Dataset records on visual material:
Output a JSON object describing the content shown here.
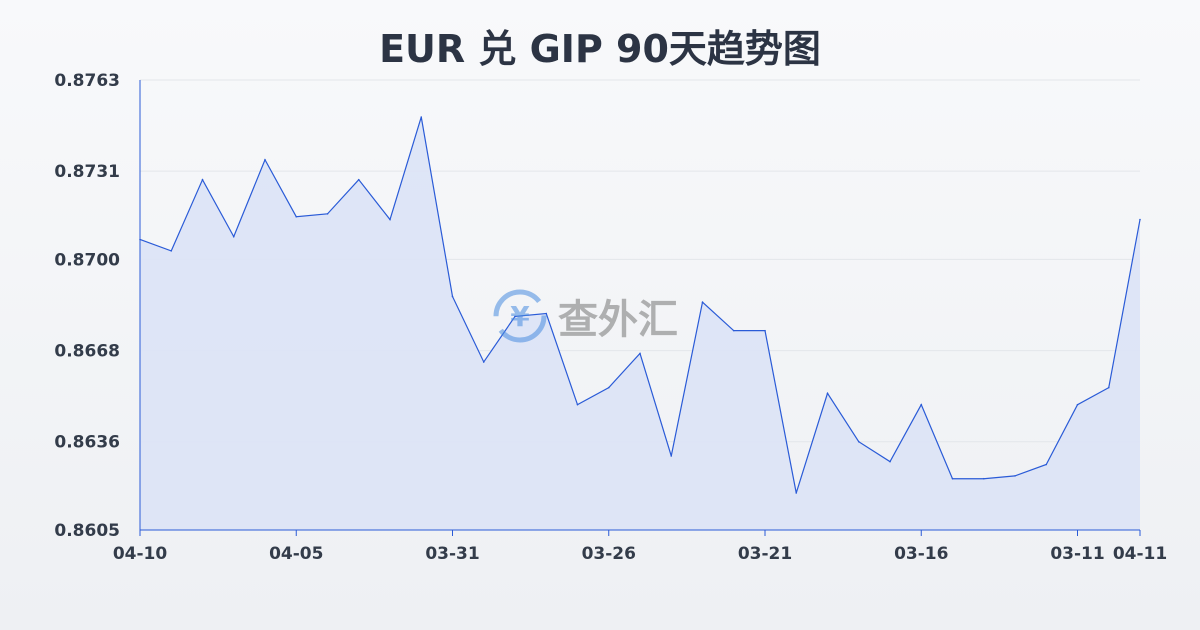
{
  "chart_data": {
    "type": "area",
    "title": "EUR 兑 GIP 90天趋势图",
    "xlabel": "",
    "ylabel": "",
    "ylim": [
      0.8605,
      0.8763
    ],
    "yticks": [
      "0.8763",
      "0.8731",
      "0.8700",
      "0.8668",
      "0.8636",
      "0.8605"
    ],
    "xticks": [
      {
        "index": 0,
        "label": "04-10"
      },
      {
        "index": 5,
        "label": "04-05"
      },
      {
        "index": 10,
        "label": "03-31"
      },
      {
        "index": 15,
        "label": "03-26"
      },
      {
        "index": 20,
        "label": "03-21"
      },
      {
        "index": 25,
        "label": "03-16"
      },
      {
        "index": 30,
        "label": "03-11"
      },
      {
        "index": 32,
        "label": "04-11"
      }
    ],
    "values": [
      0.8707,
      0.8703,
      0.8728,
      0.8708,
      0.8735,
      0.8715,
      0.8716,
      0.8728,
      0.8714,
      0.875,
      0.8687,
      0.8664,
      0.868,
      0.8681,
      0.8649,
      0.8655,
      0.8667,
      0.8631,
      0.8685,
      0.8675,
      0.8675,
      0.8618,
      0.8653,
      0.8636,
      0.8629,
      0.8649,
      0.8623,
      0.8623,
      0.8624,
      0.8628,
      0.8649,
      0.8655,
      0.8714
    ],
    "grid": true,
    "line_color": "#2a5bd7",
    "fill_color": "#dbe3f6"
  },
  "watermark": "查外汇"
}
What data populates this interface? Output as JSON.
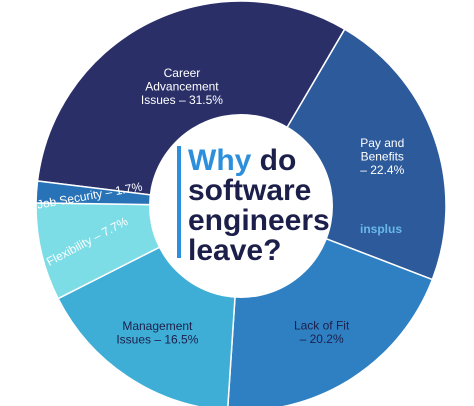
{
  "chart_data": {
    "type": "pie",
    "style": "donut",
    "title_lines": [
      {
        "accent": "Why",
        "rest": " do"
      },
      {
        "accent": "",
        "rest": "software"
      },
      {
        "accent": "",
        "rest": "engineers"
      },
      {
        "accent": "",
        "rest": "leave?"
      }
    ],
    "slices": [
      {
        "label_lines": [
          "Career",
          "Advancement",
          "Issues – 31.5%"
        ],
        "value": 31.5,
        "color": "#2a2f68",
        "text_color": "#ffffff"
      },
      {
        "label_lines": [
          "Pay and",
          "Benefits",
          "– 22.4%"
        ],
        "value": 22.4,
        "color": "#2c5a9a",
        "text_color": "#ffffff"
      },
      {
        "label_lines": [
          "Lack of Fit",
          "– 20.2%"
        ],
        "value": 20.2,
        "color": "#2e80c2",
        "text_color": "#1c1f4a"
      },
      {
        "label_lines": [
          "Management",
          "Issues – 16.5%"
        ],
        "value": 16.5,
        "color": "#3eaed6",
        "text_color": "#1c1f4a"
      },
      {
        "label_lines": [
          "Flexibility – 7.7%"
        ],
        "value": 7.7,
        "color": "#7ddde6",
        "text_color": "#ffffff"
      },
      {
        "label_lines": [
          "Job Security – 1.7%"
        ],
        "value": 1.7,
        "color": "#2873b8",
        "text_color": "#ffffff"
      }
    ],
    "legend": "none"
  },
  "brand": {
    "text": "insplus",
    "color": "#6ab8ea"
  },
  "colors": {
    "accent": "#2d8fdc",
    "center_bg": "#ffffff",
    "title": "#1c1f4a"
  }
}
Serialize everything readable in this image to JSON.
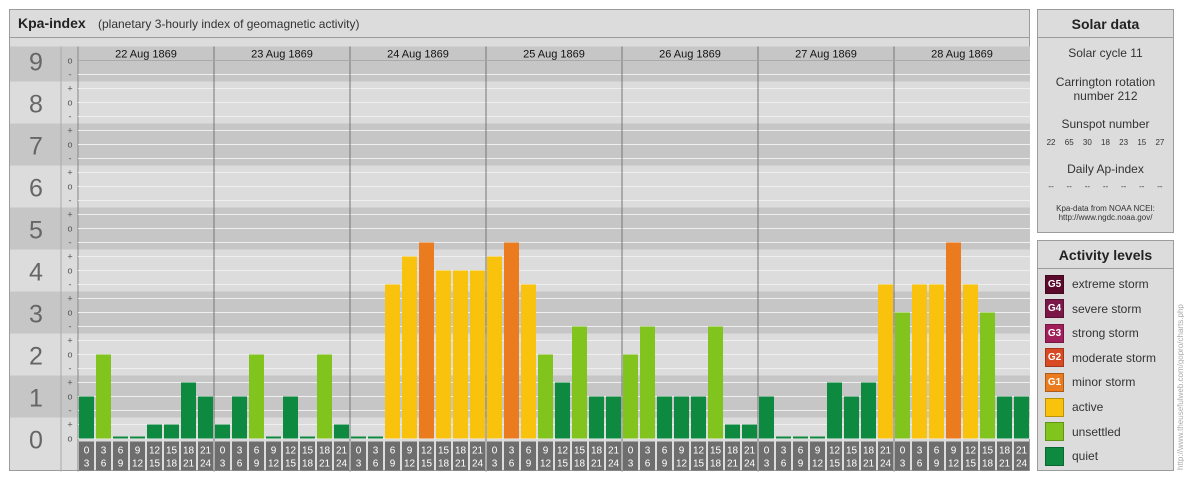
{
  "header": {
    "title": "Kpa-index",
    "subtitle": "(planetary 3-hourly index of geomagnetic activity)"
  },
  "solar": {
    "title": "Solar data",
    "cycle": "Solar cycle 11",
    "carrington_1": "Carrington rotation",
    "carrington_2": "number 212",
    "sunspot_label": "Sunspot number",
    "sunspot_values": [
      "22",
      "65",
      "30",
      "18",
      "23",
      "15",
      "27"
    ],
    "ap_label": "Daily Ap-index",
    "ap_values": [
      "--",
      "--",
      "--",
      "--",
      "--",
      "--",
      "--"
    ],
    "source_1": "Kpa-data from NOAA NCEI:",
    "source_2": "http://www.ngdc.noaa.gov/"
  },
  "levels": {
    "title": "Activity levels",
    "items": [
      {
        "badge": "G5",
        "label": "extreme storm",
        "color": "#5a0a2a"
      },
      {
        "badge": "G4",
        "label": "severe storm",
        "color": "#7a1648"
      },
      {
        "badge": "G3",
        "label": "strong storm",
        "color": "#a01e5a"
      },
      {
        "badge": "G2",
        "label": "moderate storm",
        "color": "#d84a23"
      },
      {
        "badge": "G1",
        "label": "minor storm",
        "color": "#ea7b1e"
      },
      {
        "badge": "",
        "label": "active",
        "color": "#f9c30d"
      },
      {
        "badge": "",
        "label": "unsettled",
        "color": "#82c41e"
      },
      {
        "badge": "",
        "label": "quiet",
        "color": "#0e8a40"
      }
    ]
  },
  "watermark": "http://www.theusefulweb.com/gopro/charts.php",
  "chart_data": {
    "type": "bar",
    "title": "Kpa-index",
    "subtitle": "(planetary 3-hourly index of geomagnetic activity)",
    "ylim": [
      0,
      9
    ],
    "y_ticks": [
      "0",
      "1",
      "2",
      "3",
      "4",
      "5",
      "6",
      "7",
      "8",
      "9"
    ],
    "y_minor_ticks": [
      "o",
      "+",
      "-"
    ],
    "days": [
      "22 Aug 1869",
      "23 Aug 1869",
      "24 Aug 1869",
      "25 Aug 1869",
      "26 Aug 1869",
      "27 Aug 1869",
      "28 Aug 1869"
    ],
    "interval_start": [
      "0",
      "3",
      "6",
      "9",
      "12",
      "15",
      "18",
      "21"
    ],
    "interval_end": [
      "3",
      "6",
      "9",
      "12",
      "15",
      "18",
      "21",
      "24"
    ],
    "values": [
      [
        1,
        2,
        0,
        0,
        0.333,
        0.333,
        1.333,
        1
      ],
      [
        0.333,
        1,
        2,
        0,
        1,
        0,
        2,
        0.333
      ],
      [
        0,
        0,
        3.667,
        4.333,
        4.667,
        4,
        4,
        4
      ],
      [
        4.333,
        4.667,
        3.667,
        2,
        1.333,
        2.667,
        1,
        1
      ],
      [
        2,
        2.667,
        1,
        1,
        1,
        2.667,
        0.333,
        0.333
      ],
      [
        1,
        0,
        0,
        0,
        1.333,
        1,
        1.333,
        3.667
      ],
      [
        3,
        3.667,
        3.667,
        4.667,
        3.667,
        3,
        1,
        1
      ]
    ]
  }
}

EXERCISE GOAL: Restate the data above exactly, stripping out each image.

COMPLETE OUTPUT:
Output a JSON object describing the content shown here.
{
  "chart_data": {
    "type": "area",
    "title": "EUR 兑 GIP 90天趋势图",
    "xlabel": "",
    "ylabel": "",
    "ylim": [
      0.8605,
      0.8763
    ],
    "yticks": [
      "0.8763",
      "0.8731",
      "0.8700",
      "0.8668",
      "0.8636",
      "0.8605"
    ],
    "xticks": [
      {
        "index": 0,
        "label": "04-10"
      },
      {
        "index": 5,
        "label": "04-05"
      },
      {
        "index": 10,
        "label": "03-31"
      },
      {
        "index": 15,
        "label": "03-26"
      },
      {
        "index": 20,
        "label": "03-21"
      },
      {
        "index": 25,
        "label": "03-16"
      },
      {
        "index": 30,
        "label": "03-11"
      },
      {
        "index": 32,
        "label": "04-11"
      }
    ],
    "values": [
      0.8707,
      0.8703,
      0.8728,
      0.8708,
      0.8735,
      0.8715,
      0.8716,
      0.8728,
      0.8714,
      0.875,
      0.8687,
      0.8664,
      0.868,
      0.8681,
      0.8649,
      0.8655,
      0.8667,
      0.8631,
      0.8685,
      0.8675,
      0.8675,
      0.8618,
      0.8653,
      0.8636,
      0.8629,
      0.8649,
      0.8623,
      0.8623,
      0.8624,
      0.8628,
      0.8649,
      0.8655,
      0.8714
    ],
    "grid": true,
    "line_color": "#2a5bd7",
    "fill_color": "#dbe3f6"
  },
  "watermark": "查外汇"
}
What data populates this interface? Output as JSON.
{
  "chart_data": {
    "type": "pie",
    "style": "donut",
    "title_lines": [
      {
        "accent": "Why",
        "rest": " do"
      },
      {
        "accent": "",
        "rest": "software"
      },
      {
        "accent": "",
        "rest": "engineers"
      },
      {
        "accent": "",
        "rest": "leave?"
      }
    ],
    "slices": [
      {
        "label_lines": [
          "Career",
          "Advancement",
          "Issues – 31.5%"
        ],
        "value": 31.5,
        "color": "#2a2f68",
        "text_color": "#ffffff"
      },
      {
        "label_lines": [
          "Pay and",
          "Benefits",
          "– 22.4%"
        ],
        "value": 22.4,
        "color": "#2c5a9a",
        "text_color": "#ffffff"
      },
      {
        "label_lines": [
          "Lack of Fit",
          "– 20.2%"
        ],
        "value": 20.2,
        "color": "#2e80c2",
        "text_color": "#1c1f4a"
      },
      {
        "label_lines": [
          "Management",
          "Issues – 16.5%"
        ],
        "value": 16.5,
        "color": "#3eaed6",
        "text_color": "#1c1f4a"
      },
      {
        "label_lines": [
          "Flexibility – 7.7%"
        ],
        "value": 7.7,
        "color": "#7ddde6",
        "text_color": "#ffffff"
      },
      {
        "label_lines": [
          "Job Security – 1.7%"
        ],
        "value": 1.7,
        "color": "#2873b8",
        "text_color": "#ffffff"
      }
    ],
    "legend": "none"
  },
  "brand": {
    "text": "insplus",
    "color": "#6ab8ea"
  },
  "colors": {
    "accent": "#2d8fdc",
    "center_bg": "#ffffff",
    "title": "#1c1f4a"
  }
}
Serialize everything readable in this image to JSON.
{
  "header": {
    "title": "Kpa-index",
    "subtitle": "(planetary 3-hourly index of geomagnetic activity)"
  },
  "solar": {
    "title": "Solar data",
    "cycle": "Solar cycle 11",
    "carrington_1": "Carrington rotation",
    "carrington_2": "number 212",
    "sunspot_label": "Sunspot number",
    "sunspot_values": [
      "22",
      "65",
      "30",
      "18",
      "23",
      "15",
      "27"
    ],
    "ap_label": "Daily Ap-index",
    "ap_values": [
      "--",
      "--",
      "--",
      "--",
      "--",
      "--",
      "--"
    ],
    "source_1": "Kpa-data from NOAA NCEI:",
    "source_2": "http://www.ngdc.noaa.gov/"
  },
  "levels": {
    "title": "Activity levels",
    "items": [
      {
        "badge": "G5",
        "label": "extreme storm",
        "color": "#5a0a2a"
      },
      {
        "badge": "G4",
        "label": "severe storm",
        "color": "#7a1648"
      },
      {
        "badge": "G3",
        "label": "strong storm",
        "color": "#a01e5a"
      },
      {
        "badge": "G2",
        "label": "moderate storm",
        "color": "#d84a23"
      },
      {
        "badge": "G1",
        "label": "minor storm",
        "color": "#ea7b1e"
      },
      {
        "badge": "",
        "label": "active",
        "color": "#f9c30d"
      },
      {
        "badge": "",
        "label": "unsettled",
        "color": "#82c41e"
      },
      {
        "badge": "",
        "label": "quiet",
        "color": "#0e8a40"
      }
    ]
  },
  "watermark": "http://www.theusefulweb.com/gopro/charts.php",
  "chart_data": {
    "type": "bar",
    "title": "Kpa-index",
    "subtitle": "(planetary 3-hourly index of geomagnetic activity)",
    "ylim": [
      0,
      9
    ],
    "y_ticks": [
      "0",
      "1",
      "2",
      "3",
      "4",
      "5",
      "6",
      "7",
      "8",
      "9"
    ],
    "y_minor_ticks": [
      "o",
      "+",
      "-"
    ],
    "days": [
      "22 Aug 1869",
      "23 Aug 1869",
      "24 Aug 1869",
      "25 Aug 1869",
      "26 Aug 1869",
      "27 Aug 1869",
      "28 Aug 1869"
    ],
    "interval_start": [
      "0",
      "3",
      "6",
      "9",
      "12",
      "15",
      "18",
      "21"
    ],
    "interval_end": [
      "3",
      "6",
      "9",
      "12",
      "15",
      "18",
      "21",
      "24"
    ],
    "values": [
      [
        1,
        2,
        0,
        0,
        0.333,
        0.333,
        1.333,
        1
      ],
      [
        0.333,
        1,
        2,
        0,
        1,
        0,
        2,
        0.333
      ],
      [
        0,
        0,
        3.667,
        4.333,
        4.667,
        4,
        4,
        4
      ],
      [
        4.333,
        4.667,
        3.667,
        2,
        1.333,
        2.667,
        1,
        1
      ],
      [
        2,
        2.667,
        1,
        1,
        1,
        2.667,
        0.333,
        0.333
      ],
      [
        1,
        0,
        0,
        0,
        1.333,
        1,
        1.333,
        3.667
      ],
      [
        3,
        3.667,
        3.667,
        4.667,
        3.667,
        3,
        1,
        1
      ]
    ]
  }
}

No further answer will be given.